What to work on. In the entries, find all lines that hold the word "bedroom" and copy them.

— START OF Data for the task —

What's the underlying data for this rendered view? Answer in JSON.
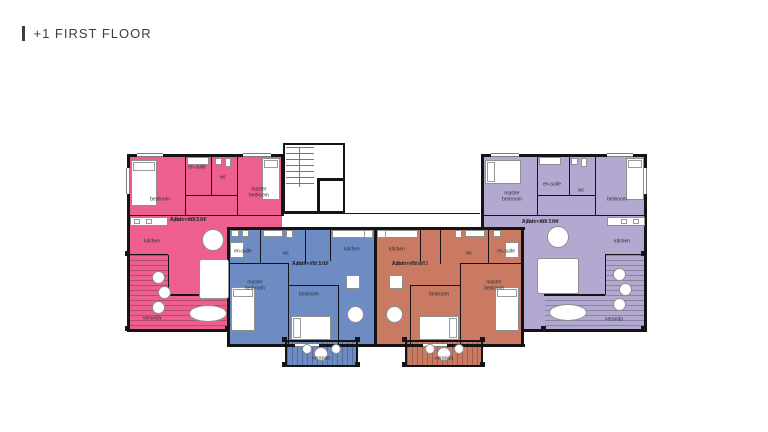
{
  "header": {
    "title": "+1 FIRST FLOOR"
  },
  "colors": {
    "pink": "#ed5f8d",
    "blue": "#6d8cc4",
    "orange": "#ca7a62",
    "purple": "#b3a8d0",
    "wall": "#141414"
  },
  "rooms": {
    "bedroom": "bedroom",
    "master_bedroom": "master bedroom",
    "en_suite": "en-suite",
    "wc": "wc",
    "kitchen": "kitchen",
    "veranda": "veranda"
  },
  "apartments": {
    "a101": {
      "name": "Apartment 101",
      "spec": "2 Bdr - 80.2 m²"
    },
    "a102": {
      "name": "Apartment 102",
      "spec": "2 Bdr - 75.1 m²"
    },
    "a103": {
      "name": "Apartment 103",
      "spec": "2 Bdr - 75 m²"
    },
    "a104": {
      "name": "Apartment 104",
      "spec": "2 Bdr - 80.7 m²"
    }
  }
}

— END OF Data for the task —
— START OF Data for the task —

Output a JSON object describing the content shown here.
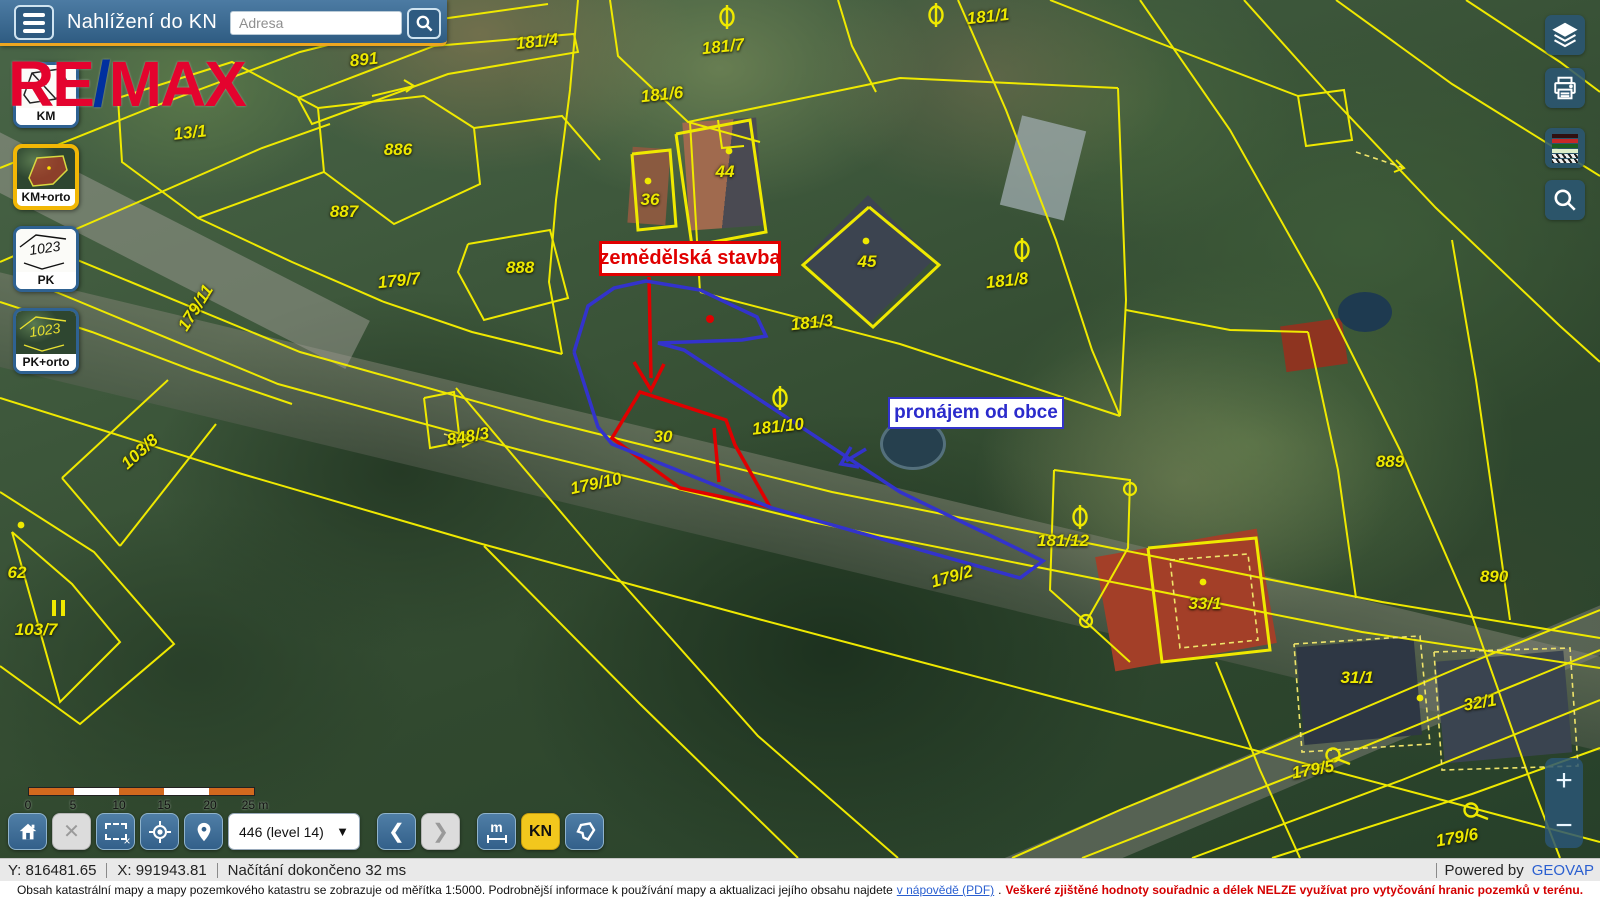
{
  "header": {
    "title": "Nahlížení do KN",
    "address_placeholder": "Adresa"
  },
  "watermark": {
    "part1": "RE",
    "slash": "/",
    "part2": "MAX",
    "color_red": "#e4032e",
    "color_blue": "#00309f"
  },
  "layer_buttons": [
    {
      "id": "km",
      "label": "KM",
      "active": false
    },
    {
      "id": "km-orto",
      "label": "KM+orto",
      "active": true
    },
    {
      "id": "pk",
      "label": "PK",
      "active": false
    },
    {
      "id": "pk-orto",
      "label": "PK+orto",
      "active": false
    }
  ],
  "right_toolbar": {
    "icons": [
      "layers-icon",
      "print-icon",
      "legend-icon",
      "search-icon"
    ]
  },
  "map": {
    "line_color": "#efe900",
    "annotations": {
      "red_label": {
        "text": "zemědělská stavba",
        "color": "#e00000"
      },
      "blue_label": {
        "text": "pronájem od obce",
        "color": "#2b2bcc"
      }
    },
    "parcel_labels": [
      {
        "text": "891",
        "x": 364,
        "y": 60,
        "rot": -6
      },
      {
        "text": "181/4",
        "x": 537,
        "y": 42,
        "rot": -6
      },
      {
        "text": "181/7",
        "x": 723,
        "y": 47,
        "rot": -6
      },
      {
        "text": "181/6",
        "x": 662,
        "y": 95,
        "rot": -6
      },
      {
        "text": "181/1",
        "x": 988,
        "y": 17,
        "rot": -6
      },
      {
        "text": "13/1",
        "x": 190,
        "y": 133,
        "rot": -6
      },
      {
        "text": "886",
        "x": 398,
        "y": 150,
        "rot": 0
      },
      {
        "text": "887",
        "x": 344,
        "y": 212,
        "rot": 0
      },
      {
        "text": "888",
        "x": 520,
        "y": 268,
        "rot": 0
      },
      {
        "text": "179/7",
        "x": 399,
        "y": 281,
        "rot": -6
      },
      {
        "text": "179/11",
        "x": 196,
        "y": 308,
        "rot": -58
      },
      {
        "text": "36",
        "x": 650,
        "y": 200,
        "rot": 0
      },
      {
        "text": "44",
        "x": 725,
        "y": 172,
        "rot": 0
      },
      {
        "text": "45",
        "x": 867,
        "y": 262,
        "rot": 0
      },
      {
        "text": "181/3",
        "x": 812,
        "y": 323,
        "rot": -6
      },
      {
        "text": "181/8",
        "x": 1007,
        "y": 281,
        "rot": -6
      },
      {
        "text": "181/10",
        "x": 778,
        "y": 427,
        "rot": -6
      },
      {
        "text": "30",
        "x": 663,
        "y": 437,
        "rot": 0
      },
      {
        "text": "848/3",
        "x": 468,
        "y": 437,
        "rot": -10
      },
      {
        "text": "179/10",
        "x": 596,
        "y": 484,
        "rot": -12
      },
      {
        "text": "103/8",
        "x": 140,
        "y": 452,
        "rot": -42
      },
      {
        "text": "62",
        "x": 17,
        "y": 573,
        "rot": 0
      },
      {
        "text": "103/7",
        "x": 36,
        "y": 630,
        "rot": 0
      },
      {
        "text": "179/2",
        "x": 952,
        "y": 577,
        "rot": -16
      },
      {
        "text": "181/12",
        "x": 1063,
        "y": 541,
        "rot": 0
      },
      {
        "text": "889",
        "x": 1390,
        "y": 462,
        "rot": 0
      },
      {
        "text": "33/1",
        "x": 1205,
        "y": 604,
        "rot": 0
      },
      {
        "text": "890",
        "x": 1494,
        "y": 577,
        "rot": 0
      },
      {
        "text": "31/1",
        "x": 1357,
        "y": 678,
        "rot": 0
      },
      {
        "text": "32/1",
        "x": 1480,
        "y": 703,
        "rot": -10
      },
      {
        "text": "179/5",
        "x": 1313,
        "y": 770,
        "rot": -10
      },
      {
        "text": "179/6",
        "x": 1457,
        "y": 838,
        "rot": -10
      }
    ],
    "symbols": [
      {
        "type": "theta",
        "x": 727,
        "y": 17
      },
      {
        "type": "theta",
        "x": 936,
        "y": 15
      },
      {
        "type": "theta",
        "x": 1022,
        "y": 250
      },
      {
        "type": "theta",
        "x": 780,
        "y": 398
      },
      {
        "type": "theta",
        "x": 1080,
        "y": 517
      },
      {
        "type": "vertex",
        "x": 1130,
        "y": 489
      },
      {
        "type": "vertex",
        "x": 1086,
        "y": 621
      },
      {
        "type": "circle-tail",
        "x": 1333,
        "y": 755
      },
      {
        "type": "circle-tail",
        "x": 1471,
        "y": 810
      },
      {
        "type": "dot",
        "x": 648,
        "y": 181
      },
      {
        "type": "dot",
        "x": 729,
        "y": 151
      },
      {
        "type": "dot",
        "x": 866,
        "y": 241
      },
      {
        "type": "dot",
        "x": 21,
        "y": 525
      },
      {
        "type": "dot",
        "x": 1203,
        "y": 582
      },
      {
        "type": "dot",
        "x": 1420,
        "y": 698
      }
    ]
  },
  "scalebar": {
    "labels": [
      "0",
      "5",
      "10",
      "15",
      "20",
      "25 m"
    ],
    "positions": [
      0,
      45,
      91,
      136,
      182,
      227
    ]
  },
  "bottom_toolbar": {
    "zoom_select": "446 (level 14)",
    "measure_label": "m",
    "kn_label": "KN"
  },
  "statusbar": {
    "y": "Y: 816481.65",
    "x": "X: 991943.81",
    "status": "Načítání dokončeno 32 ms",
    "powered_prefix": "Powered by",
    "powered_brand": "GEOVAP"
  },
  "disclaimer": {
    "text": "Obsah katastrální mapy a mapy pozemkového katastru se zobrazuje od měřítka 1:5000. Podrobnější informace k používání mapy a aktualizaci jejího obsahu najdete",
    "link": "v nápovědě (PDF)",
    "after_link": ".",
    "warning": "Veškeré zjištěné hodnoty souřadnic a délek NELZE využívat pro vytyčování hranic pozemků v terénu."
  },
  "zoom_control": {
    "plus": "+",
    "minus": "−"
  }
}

— END OF Data for the task —

The answer.
    "bedroom": "bedroom",
    "master_bedroom": "master bedroom",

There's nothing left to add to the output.